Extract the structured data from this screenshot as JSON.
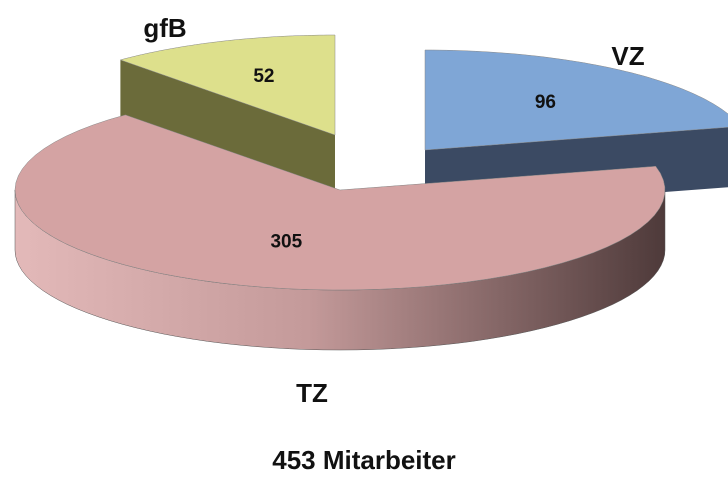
{
  "chart_data": {
    "type": "pie",
    "title": "453 Mitarbeiter",
    "categories": [
      "VZ",
      "TZ",
      "gfB"
    ],
    "values": [
      96,
      305,
      52
    ],
    "colors": [
      "#7fa6d6",
      "#d4a3a3",
      "#dde08c"
    ],
    "side_colors": [
      "#3b4a63",
      "#7a5a5a",
      "#6b6b3a"
    ]
  }
}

*-*-*

* [EXERCISE AIM]: Go through the listing above and quote it exactly, apart from its images.

* [WRITTEN SOLUTION]:
Extract the structured data from this screenshot as JSON.
{
  "chart_data": {
    "type": "pie",
    "title": "453 Mitarbeiter",
    "categories": [
      "VZ",
      "TZ",
      "gfB"
    ],
    "values": [
      96,
      305,
      52
    ],
    "colors": [
      "#7fa6d6",
      "#d4a3a3",
      "#dde08c"
    ],
    "side_colors": [
      "#3b4a63",
      "#7a5a5a",
      "#6b6b3a"
    ]
  }
}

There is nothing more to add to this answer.